── PROVIDED RECORDS ──
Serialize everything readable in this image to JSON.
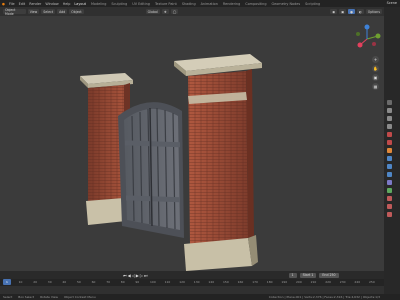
{
  "app": {
    "scene_label": "Scene"
  },
  "topbar": {
    "menus": [
      "File",
      "Edit",
      "Render",
      "Window",
      "Help"
    ],
    "workspaces": [
      "Layout",
      "Modeling",
      "Sculpting",
      "UV Editing",
      "Texture Paint",
      "Shading",
      "Animation",
      "Rendering",
      "Compositing",
      "Geometry Nodes",
      "Scripting"
    ],
    "active_workspace_index": 0
  },
  "viewport_header": {
    "mode": "Object Mode",
    "buttons": [
      "View",
      "Select",
      "Add",
      "Object"
    ],
    "transform": "Global"
  },
  "outliner_label": "Options",
  "timeline": {
    "current_frame": "1",
    "start_label": "Start",
    "start_value": "1",
    "end_label": "End",
    "end_value": "250",
    "ruler_ticks": [
      "0",
      "10",
      "20",
      "30",
      "40",
      "50",
      "60",
      "70",
      "80",
      "90",
      "100",
      "110",
      "120",
      "130",
      "140",
      "150",
      "160",
      "170",
      "180",
      "190",
      "200",
      "210",
      "220",
      "230",
      "240",
      "250"
    ]
  },
  "statusbar": {
    "left": [
      "Select",
      "Box Select",
      "Rotate View",
      "Object Context Menu"
    ],
    "right": "Collection | Plane.001 | Verts:2,376 | Faces:2,316 | Tris:4,632 | Objects:1/3"
  },
  "colors": {
    "accent": "#4772b3",
    "brick": "#9a4a36",
    "stone": "#cfc5ad",
    "iron": "#5e6168"
  }
}
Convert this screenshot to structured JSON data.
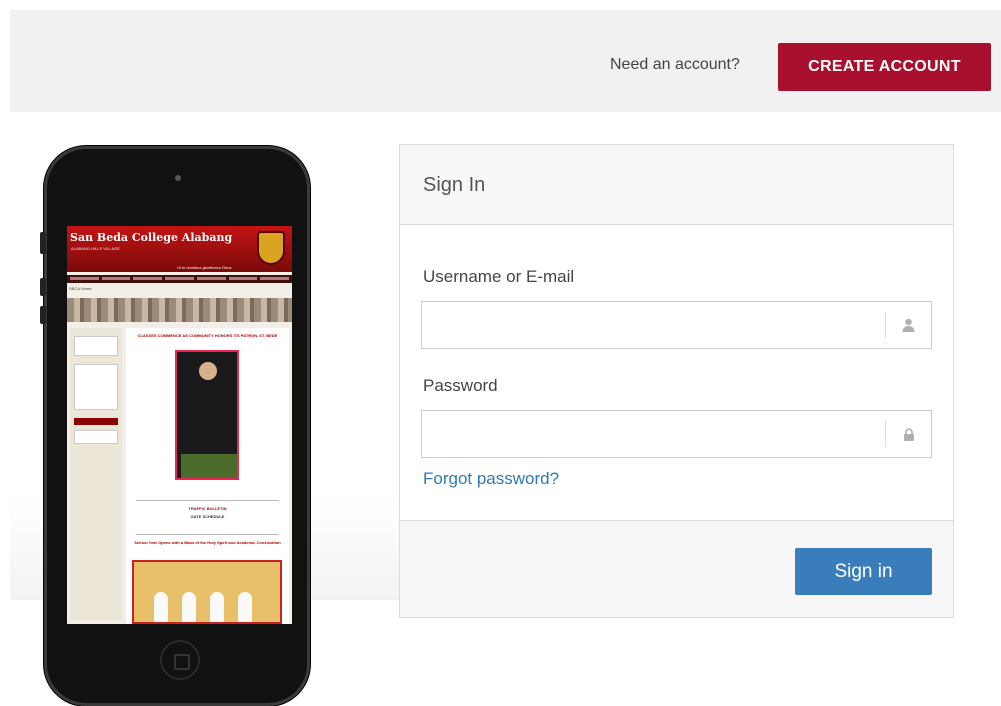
{
  "header": {
    "prompt": "Need an account?",
    "create_label": "CREATE ACCOUNT"
  },
  "phone_screen": {
    "site_title": "San Beda College Alabang",
    "site_subtitle": "ALABANG HILLS VILLAGE",
    "motto": "Ut in omnibus glorificetur Deus",
    "breadcrumb": "SBCA Home",
    "headline1": "CLASSES COMMENCE AS COMMUNITY HONORS ITS PATRON, ST. BEDE",
    "headline2": "TRAFFIC BULLETIN",
    "headline2_sub": "GATE SCHEDULE",
    "headline3": "School Year Opens with a Mass of the Holy Spirit and Academic Convocation"
  },
  "signin": {
    "title": "Sign In",
    "username_label": "Username or E-mail",
    "username_value": "",
    "password_label": "Password",
    "password_value": "",
    "forgot_label": "Forgot password?",
    "submit_label": "Sign in",
    "username_icon": "user-icon",
    "password_icon": "lock-icon"
  },
  "colors": {
    "accent_red": "#a8102e",
    "primary_blue": "#3a7dbb",
    "link_blue": "#2e7bb6"
  }
}
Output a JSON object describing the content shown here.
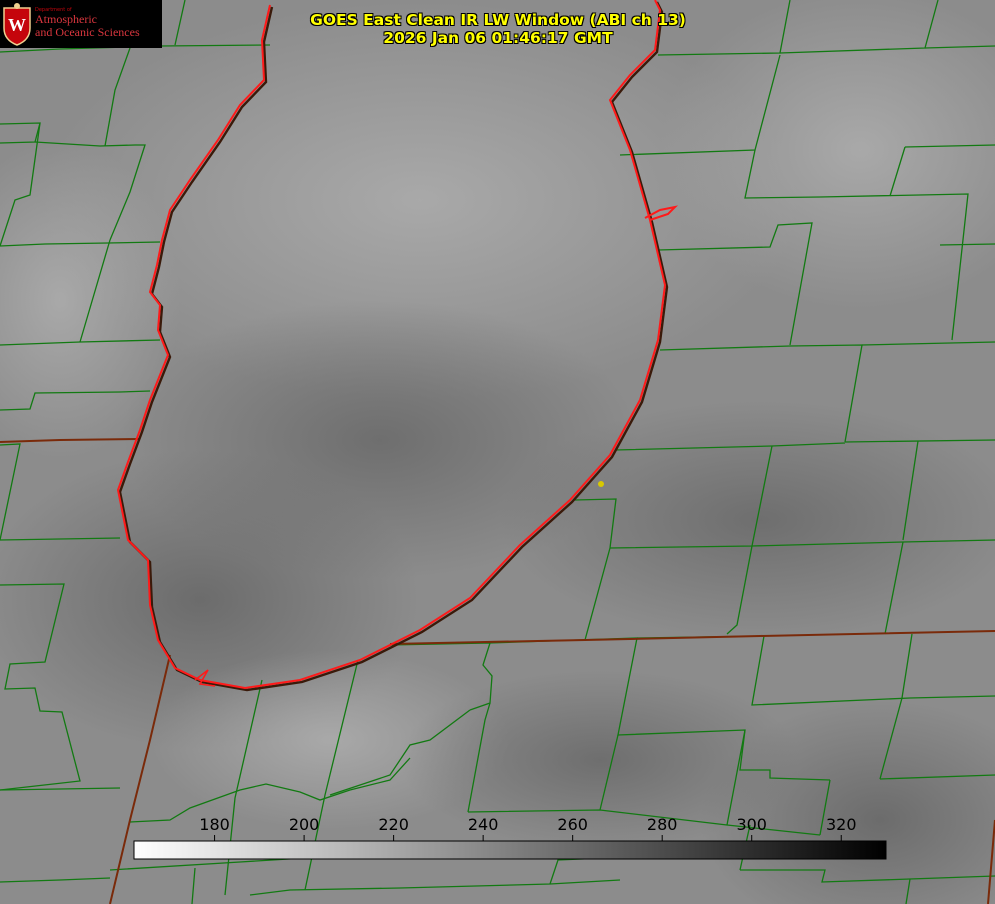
{
  "header": {
    "title_line1": "GOES East Clean IR LW Window (ABI ch 13)",
    "title_line2": "2026 Jan 06 01:46:17 GMT"
  },
  "logo": {
    "dept_small": "Department of",
    "line1": "Atmospheric",
    "line2": "and Oceanic Sciences",
    "emblem_letter": "W"
  },
  "colorbar": {
    "ticks": [
      "180",
      "200",
      "220",
      "240",
      "260",
      "280",
      "300",
      "320"
    ],
    "tick_values": [
      180,
      200,
      220,
      240,
      260,
      280,
      300,
      320
    ],
    "range_min": 162,
    "range_max": 330,
    "gradient_from": "#ffffff",
    "gradient_to": "#000000"
  },
  "colors": {
    "county_lines": "#127a12",
    "shoreline": "#ff1a1a",
    "state_line": "#7a2a0a",
    "title": "#ffff00",
    "station_marker": "#d8c800"
  }
}
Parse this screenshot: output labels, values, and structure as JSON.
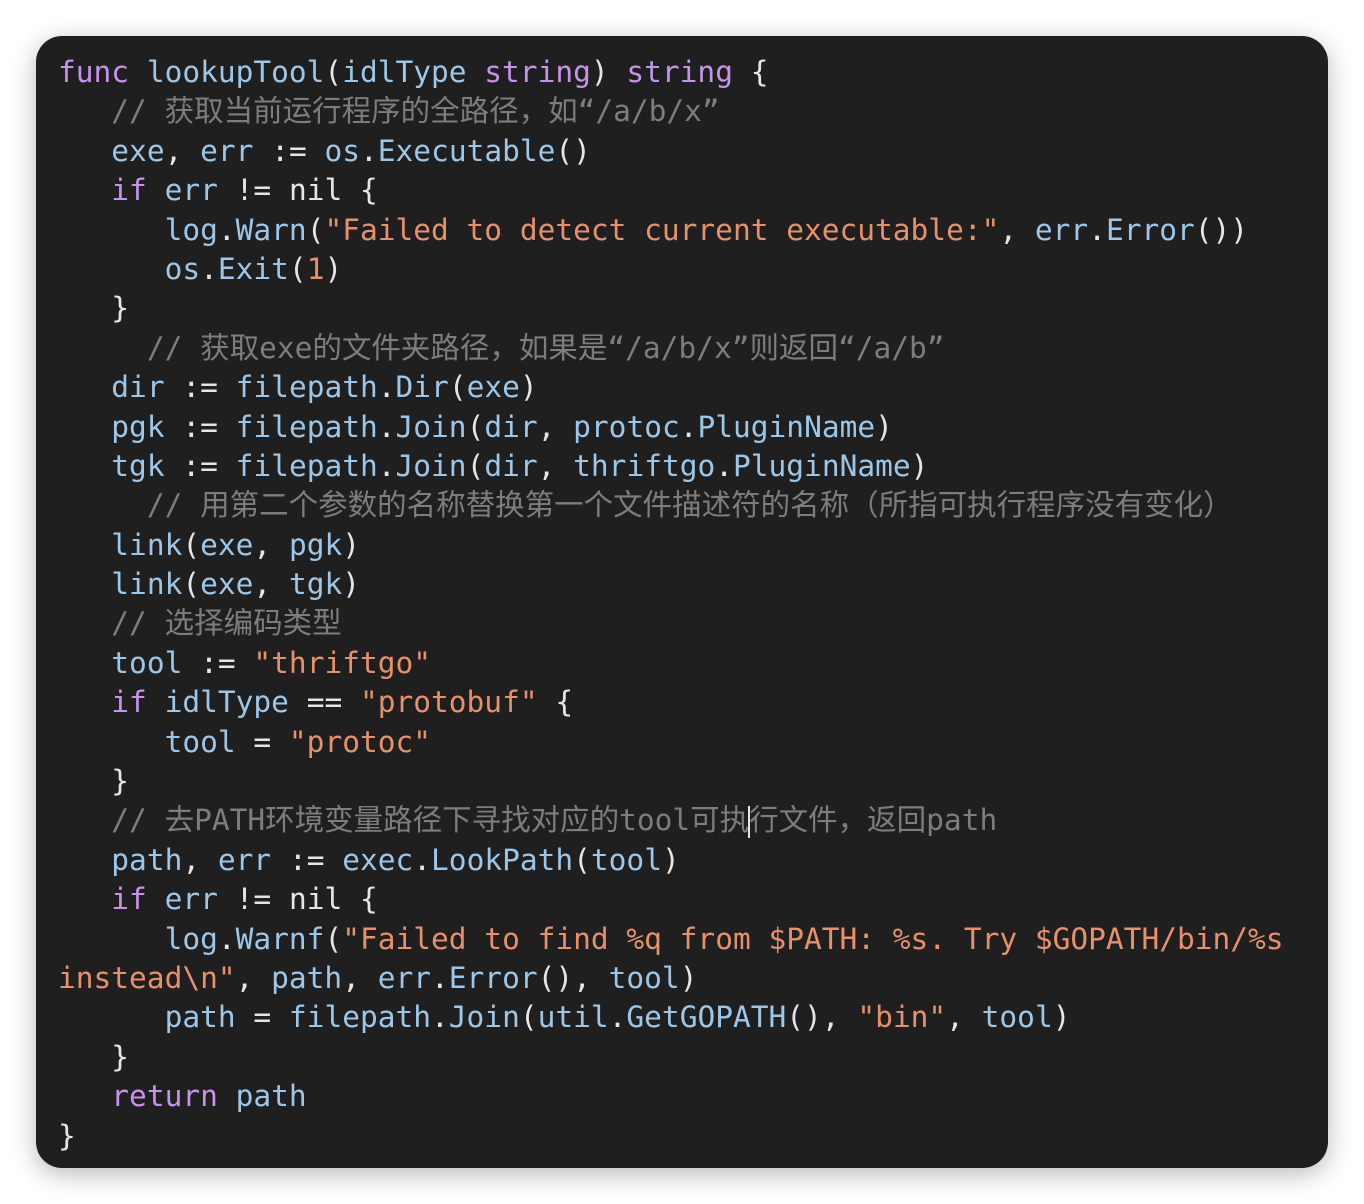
{
  "colors": {
    "background": "#1f1f1f",
    "keyword": "#c792ea",
    "identifier": "#9cc7e8",
    "string": "#e8906b",
    "comment": "#7d7d7d",
    "punctuation": "#e6e6e6"
  },
  "code": {
    "lines": [
      [
        [
          "kw",
          "func"
        ],
        [
          "pn",
          " "
        ],
        [
          "fn",
          "lookupTool"
        ],
        [
          "pn",
          "("
        ],
        [
          "id",
          "idlType"
        ],
        [
          "pn",
          " "
        ],
        [
          "ty",
          "string"
        ],
        [
          "pn",
          ") "
        ],
        [
          "ty",
          "string"
        ],
        [
          "pn",
          " {"
        ]
      ],
      [
        [
          "pn",
          "   "
        ],
        [
          "cm",
          "// 获取当前运行程序的全路径，如“/a/b/x”"
        ]
      ],
      [
        [
          "pn",
          "   "
        ],
        [
          "id",
          "exe"
        ],
        [
          "pn",
          ", "
        ],
        [
          "id",
          "err"
        ],
        [
          "pn",
          " "
        ],
        [
          "op",
          ":="
        ],
        [
          "pn",
          " "
        ],
        [
          "id",
          "os"
        ],
        [
          "pn",
          "."
        ],
        [
          "fn",
          "Executable"
        ],
        [
          "pn",
          "()"
        ]
      ],
      [
        [
          "pn",
          "   "
        ],
        [
          "kw",
          "if"
        ],
        [
          "pn",
          " "
        ],
        [
          "id",
          "err"
        ],
        [
          "pn",
          " "
        ],
        [
          "op",
          "!="
        ],
        [
          "pn",
          " nil {"
        ]
      ],
      [
        [
          "pn",
          "      "
        ],
        [
          "id",
          "log"
        ],
        [
          "pn",
          "."
        ],
        [
          "fn",
          "Warn"
        ],
        [
          "pn",
          "("
        ],
        [
          "str",
          "\"Failed to detect current executable:\""
        ],
        [
          "pn",
          ", "
        ],
        [
          "id",
          "err"
        ],
        [
          "pn",
          "."
        ],
        [
          "fn",
          "Error"
        ],
        [
          "pn",
          "())"
        ]
      ],
      [
        [
          "pn",
          "      "
        ],
        [
          "id",
          "os"
        ],
        [
          "pn",
          "."
        ],
        [
          "fn",
          "Exit"
        ],
        [
          "pn",
          "("
        ],
        [
          "num",
          "1"
        ],
        [
          "pn",
          ")"
        ]
      ],
      [
        [
          "pn",
          "   }"
        ]
      ],
      [
        [
          "pn",
          "     "
        ],
        [
          "cm",
          "// 获取exe的文件夹路径，如果是“/a/b/x”则返回“/a/b”"
        ]
      ],
      [
        [
          "pn",
          "   "
        ],
        [
          "id",
          "dir"
        ],
        [
          "pn",
          " "
        ],
        [
          "op",
          ":="
        ],
        [
          "pn",
          " "
        ],
        [
          "id",
          "filepath"
        ],
        [
          "pn",
          "."
        ],
        [
          "fn",
          "Dir"
        ],
        [
          "pn",
          "("
        ],
        [
          "id",
          "exe"
        ],
        [
          "pn",
          ")"
        ]
      ],
      [
        [
          "pn",
          "   "
        ],
        [
          "id",
          "pgk"
        ],
        [
          "pn",
          " "
        ],
        [
          "op",
          ":="
        ],
        [
          "pn",
          " "
        ],
        [
          "id",
          "filepath"
        ],
        [
          "pn",
          "."
        ],
        [
          "fn",
          "Join"
        ],
        [
          "pn",
          "("
        ],
        [
          "id",
          "dir"
        ],
        [
          "pn",
          ", "
        ],
        [
          "id",
          "protoc"
        ],
        [
          "pn",
          "."
        ],
        [
          "id",
          "PluginName"
        ],
        [
          "pn",
          ")"
        ]
      ],
      [
        [
          "pn",
          "   "
        ],
        [
          "id",
          "tgk"
        ],
        [
          "pn",
          " "
        ],
        [
          "op",
          ":="
        ],
        [
          "pn",
          " "
        ],
        [
          "id",
          "filepath"
        ],
        [
          "pn",
          "."
        ],
        [
          "fn",
          "Join"
        ],
        [
          "pn",
          "("
        ],
        [
          "id",
          "dir"
        ],
        [
          "pn",
          ", "
        ],
        [
          "id",
          "thriftgo"
        ],
        [
          "pn",
          "."
        ],
        [
          "id",
          "PluginName"
        ],
        [
          "pn",
          ")"
        ]
      ],
      [
        [
          "pn",
          "     "
        ],
        [
          "cm",
          "// 用第二个参数的名称替换第一个文件描述符的名称（所指可执行程序没有变化）"
        ]
      ],
      [
        [
          "pn",
          "   "
        ],
        [
          "fn",
          "link"
        ],
        [
          "pn",
          "("
        ],
        [
          "id",
          "exe"
        ],
        [
          "pn",
          ", "
        ],
        [
          "id",
          "pgk"
        ],
        [
          "pn",
          ")"
        ]
      ],
      [
        [
          "pn",
          "   "
        ],
        [
          "fn",
          "link"
        ],
        [
          "pn",
          "("
        ],
        [
          "id",
          "exe"
        ],
        [
          "pn",
          ", "
        ],
        [
          "id",
          "tgk"
        ],
        [
          "pn",
          ")"
        ]
      ],
      [
        [
          "pn",
          "   "
        ],
        [
          "cm",
          "// 选择编码类型"
        ]
      ],
      [
        [
          "pn",
          "   "
        ],
        [
          "id",
          "tool"
        ],
        [
          "pn",
          " "
        ],
        [
          "op",
          ":="
        ],
        [
          "pn",
          " "
        ],
        [
          "str",
          "\"thriftgo\""
        ]
      ],
      [
        [
          "pn",
          "   "
        ],
        [
          "kw",
          "if"
        ],
        [
          "pn",
          " "
        ],
        [
          "id",
          "idlType"
        ],
        [
          "pn",
          " "
        ],
        [
          "op",
          "=="
        ],
        [
          "pn",
          " "
        ],
        [
          "str",
          "\"protobuf\""
        ],
        [
          "pn",
          " {"
        ]
      ],
      [
        [
          "pn",
          "      "
        ],
        [
          "id",
          "tool"
        ],
        [
          "pn",
          " "
        ],
        [
          "op",
          "="
        ],
        [
          "pn",
          " "
        ],
        [
          "str",
          "\"protoc\""
        ]
      ],
      [
        [
          "pn",
          "   }"
        ]
      ],
      [
        [
          "pn",
          "   "
        ],
        [
          "cm",
          "// 去PATH环境变量路径下寻找对应的tool可执"
        ],
        [
          "cursor",
          ""
        ],
        [
          "cm",
          "行文件，返回path"
        ]
      ],
      [
        [
          "pn",
          "   "
        ],
        [
          "id",
          "path"
        ],
        [
          "pn",
          ", "
        ],
        [
          "id",
          "err"
        ],
        [
          "pn",
          " "
        ],
        [
          "op",
          ":="
        ],
        [
          "pn",
          " "
        ],
        [
          "id",
          "exec"
        ],
        [
          "pn",
          "."
        ],
        [
          "fn",
          "LookPath"
        ],
        [
          "pn",
          "("
        ],
        [
          "id",
          "tool"
        ],
        [
          "pn",
          ")"
        ]
      ],
      [
        [
          "pn",
          "   "
        ],
        [
          "kw",
          "if"
        ],
        [
          "pn",
          " "
        ],
        [
          "id",
          "err"
        ],
        [
          "pn",
          " "
        ],
        [
          "op",
          "!="
        ],
        [
          "pn",
          " nil {"
        ]
      ],
      [
        [
          "pn",
          "      "
        ],
        [
          "id",
          "log"
        ],
        [
          "pn",
          "."
        ],
        [
          "fn",
          "Warnf"
        ],
        [
          "pn",
          "("
        ],
        [
          "str",
          "\"Failed to find %q from $PATH: %s. Try $GOPATH/bin/%s"
        ]
      ],
      [
        [
          "str",
          "instead\\n\""
        ],
        [
          "pn",
          ", "
        ],
        [
          "id",
          "path"
        ],
        [
          "pn",
          ", "
        ],
        [
          "id",
          "err"
        ],
        [
          "pn",
          "."
        ],
        [
          "fn",
          "Error"
        ],
        [
          "pn",
          "(), "
        ],
        [
          "id",
          "tool"
        ],
        [
          "pn",
          ")"
        ]
      ],
      [
        [
          "pn",
          "      "
        ],
        [
          "id",
          "path"
        ],
        [
          "pn",
          " "
        ],
        [
          "op",
          "="
        ],
        [
          "pn",
          " "
        ],
        [
          "id",
          "filepath"
        ],
        [
          "pn",
          "."
        ],
        [
          "fn",
          "Join"
        ],
        [
          "pn",
          "("
        ],
        [
          "id",
          "util"
        ],
        [
          "pn",
          "."
        ],
        [
          "fn",
          "GetGOPATH"
        ],
        [
          "pn",
          "(), "
        ],
        [
          "str",
          "\"bin\""
        ],
        [
          "pn",
          ", "
        ],
        [
          "id",
          "tool"
        ],
        [
          "pn",
          ")"
        ]
      ],
      [
        [
          "pn",
          "   }"
        ]
      ],
      [
        [
          "pn",
          "   "
        ],
        [
          "kw",
          "return"
        ],
        [
          "pn",
          " "
        ],
        [
          "id",
          "path"
        ]
      ],
      [
        [
          "pn",
          "}"
        ]
      ]
    ]
  }
}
───
In the entries above, identify every line with the string "Failed".

          "\"Failed to detect current executable:\""
          "\"Failed to find %q from $PATH: %s. Try $GOPATH/bin/%s"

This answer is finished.